Énoncé du problème:
Dans la chronique ci-dessous, condensez le paragraphe qui commence par « Le catalogue d’exposition est un genre singulier » en quelques phrases plus courtes, sans perdre ses faits principaux.

Extrait du texte:
________________

Chronique

Entre avant-goût et après-coup

Par Christophe Domino · Le Journal des Arts

Le 26 mars 2008 - 814 mots

Du dilemne de la juste parution du catalogue d’exposition.

Le catalogue d’exposition est un genre singulier, aux contraintes bien connues et partagées par ceux qui le font, et par ceux qui le lisent. On connaît la question, qui tourne au dilemme pour les commissaires et autres responsables d’institutions : le boucle-t-on pour le vernissage, ou non, quand un traducteur est plus long que prévu, quand un graphiste explose son disque dur, quand un imprimeur ou qu’un transporteur ne tiennent pas leurs délais, sans parler de la coquille ou de l’ekta inversé ! Le grand avantage d’associer à l’inauguration la présence rassurante de la chose imprimée réside dans le fait qu’il explique tout et fait trace.

________________

Données:

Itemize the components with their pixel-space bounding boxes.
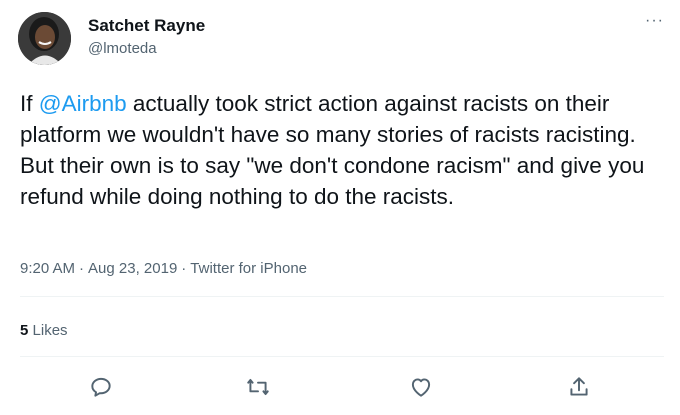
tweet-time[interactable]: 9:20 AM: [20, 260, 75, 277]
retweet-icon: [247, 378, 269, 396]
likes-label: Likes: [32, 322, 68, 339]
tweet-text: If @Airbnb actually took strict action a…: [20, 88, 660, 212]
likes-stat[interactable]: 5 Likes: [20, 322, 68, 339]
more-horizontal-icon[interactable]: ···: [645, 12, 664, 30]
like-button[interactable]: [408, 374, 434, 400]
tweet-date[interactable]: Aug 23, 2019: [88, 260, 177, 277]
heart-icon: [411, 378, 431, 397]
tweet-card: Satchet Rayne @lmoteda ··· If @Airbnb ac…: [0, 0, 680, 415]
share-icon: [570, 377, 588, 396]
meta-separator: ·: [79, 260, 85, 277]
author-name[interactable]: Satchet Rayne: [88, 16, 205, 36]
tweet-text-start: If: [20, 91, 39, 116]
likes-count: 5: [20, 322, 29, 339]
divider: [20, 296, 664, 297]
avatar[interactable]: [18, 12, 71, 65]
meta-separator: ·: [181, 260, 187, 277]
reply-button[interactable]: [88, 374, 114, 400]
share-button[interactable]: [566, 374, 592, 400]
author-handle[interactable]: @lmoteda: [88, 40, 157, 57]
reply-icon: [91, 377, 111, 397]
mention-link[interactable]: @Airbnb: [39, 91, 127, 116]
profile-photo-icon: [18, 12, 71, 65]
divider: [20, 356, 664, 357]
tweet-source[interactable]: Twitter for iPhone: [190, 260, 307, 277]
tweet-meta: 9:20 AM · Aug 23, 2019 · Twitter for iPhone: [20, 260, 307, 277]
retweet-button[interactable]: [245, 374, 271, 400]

________________

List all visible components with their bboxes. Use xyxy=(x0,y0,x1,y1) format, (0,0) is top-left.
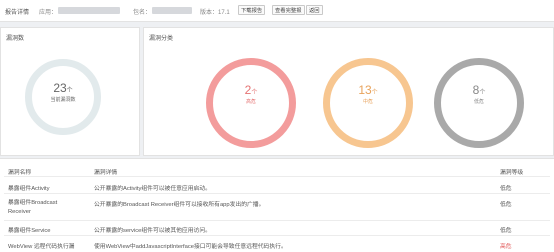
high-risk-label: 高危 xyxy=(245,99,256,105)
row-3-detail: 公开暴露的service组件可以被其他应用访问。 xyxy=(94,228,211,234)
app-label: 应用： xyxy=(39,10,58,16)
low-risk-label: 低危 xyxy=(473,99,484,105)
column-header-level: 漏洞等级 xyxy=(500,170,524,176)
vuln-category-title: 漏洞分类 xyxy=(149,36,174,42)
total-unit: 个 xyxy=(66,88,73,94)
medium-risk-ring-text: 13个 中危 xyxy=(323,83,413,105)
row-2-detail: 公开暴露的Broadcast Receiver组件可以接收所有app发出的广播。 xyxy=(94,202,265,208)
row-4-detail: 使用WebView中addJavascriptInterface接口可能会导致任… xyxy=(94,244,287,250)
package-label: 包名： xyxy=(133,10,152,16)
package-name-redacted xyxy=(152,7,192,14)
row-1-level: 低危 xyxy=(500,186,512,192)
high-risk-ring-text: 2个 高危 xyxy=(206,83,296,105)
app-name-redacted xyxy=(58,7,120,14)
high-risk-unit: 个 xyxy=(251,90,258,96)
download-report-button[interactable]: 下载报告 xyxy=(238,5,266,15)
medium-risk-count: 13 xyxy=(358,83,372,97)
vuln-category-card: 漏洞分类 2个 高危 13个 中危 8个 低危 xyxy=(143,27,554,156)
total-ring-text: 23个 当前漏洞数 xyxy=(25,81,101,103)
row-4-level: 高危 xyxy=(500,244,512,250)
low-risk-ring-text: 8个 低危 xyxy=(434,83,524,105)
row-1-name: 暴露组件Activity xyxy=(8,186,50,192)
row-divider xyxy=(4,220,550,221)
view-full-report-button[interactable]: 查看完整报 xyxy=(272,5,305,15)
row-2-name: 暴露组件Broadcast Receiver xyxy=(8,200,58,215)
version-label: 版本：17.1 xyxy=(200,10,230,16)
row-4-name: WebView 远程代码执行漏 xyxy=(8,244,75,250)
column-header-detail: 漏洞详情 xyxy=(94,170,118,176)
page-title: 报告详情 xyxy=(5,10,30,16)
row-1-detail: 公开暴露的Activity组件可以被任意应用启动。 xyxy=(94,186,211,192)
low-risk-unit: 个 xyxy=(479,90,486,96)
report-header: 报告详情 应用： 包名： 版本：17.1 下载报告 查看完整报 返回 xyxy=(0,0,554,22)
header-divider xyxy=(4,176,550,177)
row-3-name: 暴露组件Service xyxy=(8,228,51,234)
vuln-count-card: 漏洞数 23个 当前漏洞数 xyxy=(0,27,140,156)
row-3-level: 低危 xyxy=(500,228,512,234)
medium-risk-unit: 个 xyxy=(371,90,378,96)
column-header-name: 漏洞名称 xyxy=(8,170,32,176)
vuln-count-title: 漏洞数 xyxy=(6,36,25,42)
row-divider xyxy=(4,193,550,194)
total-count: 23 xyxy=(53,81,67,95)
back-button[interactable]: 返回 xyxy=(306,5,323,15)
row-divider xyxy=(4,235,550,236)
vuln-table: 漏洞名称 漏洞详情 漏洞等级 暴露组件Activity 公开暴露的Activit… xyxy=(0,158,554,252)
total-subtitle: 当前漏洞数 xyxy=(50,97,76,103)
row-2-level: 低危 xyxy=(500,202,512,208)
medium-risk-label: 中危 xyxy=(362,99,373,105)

________________

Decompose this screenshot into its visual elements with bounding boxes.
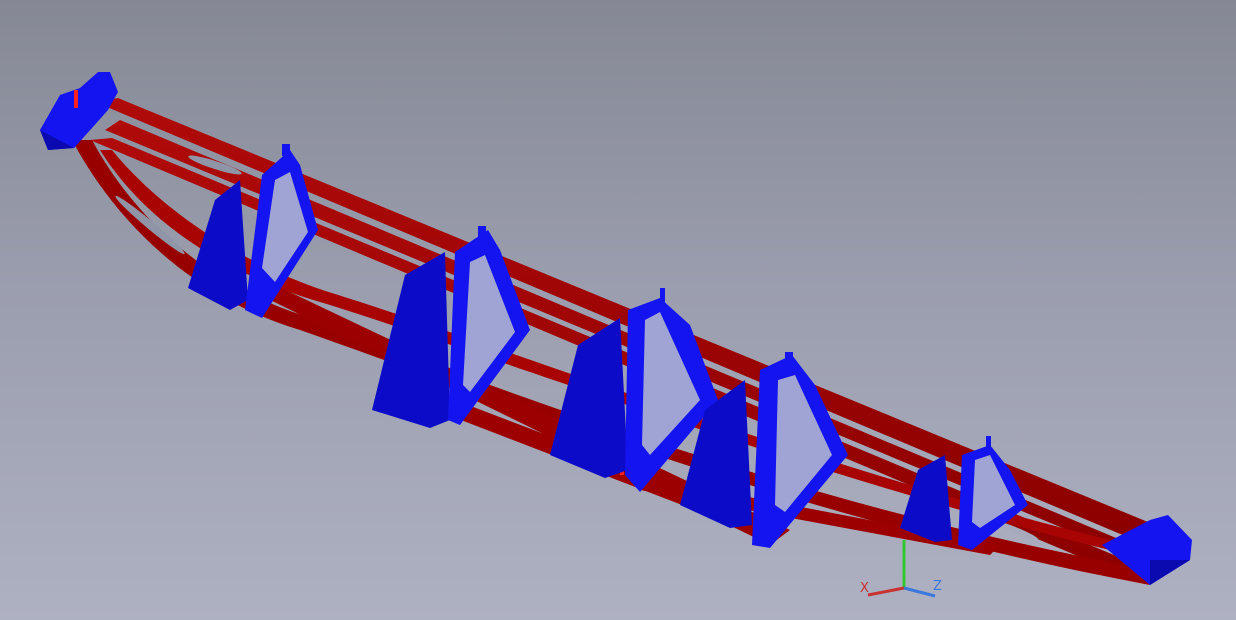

________________

La réponse:
Le catalogue d’exposition est un genre particulier, dont les contraintes sont connues de ceux qui le font comme de ceux qui le lisent. Pour les commissaires et les responsables d’institutions, le terminer ou non pour le vernissage devient un dilemme en cas de retard ou d’incident : traducteur plus lent que prévu, disque dur du graphiste en panne, délais non tenus par l’imprimeur ou le transporteur, coquille ou ekta inversé. Présenter l’imprimé dès l’inauguration a l’avantage de tout expliquer et de laisser une trace.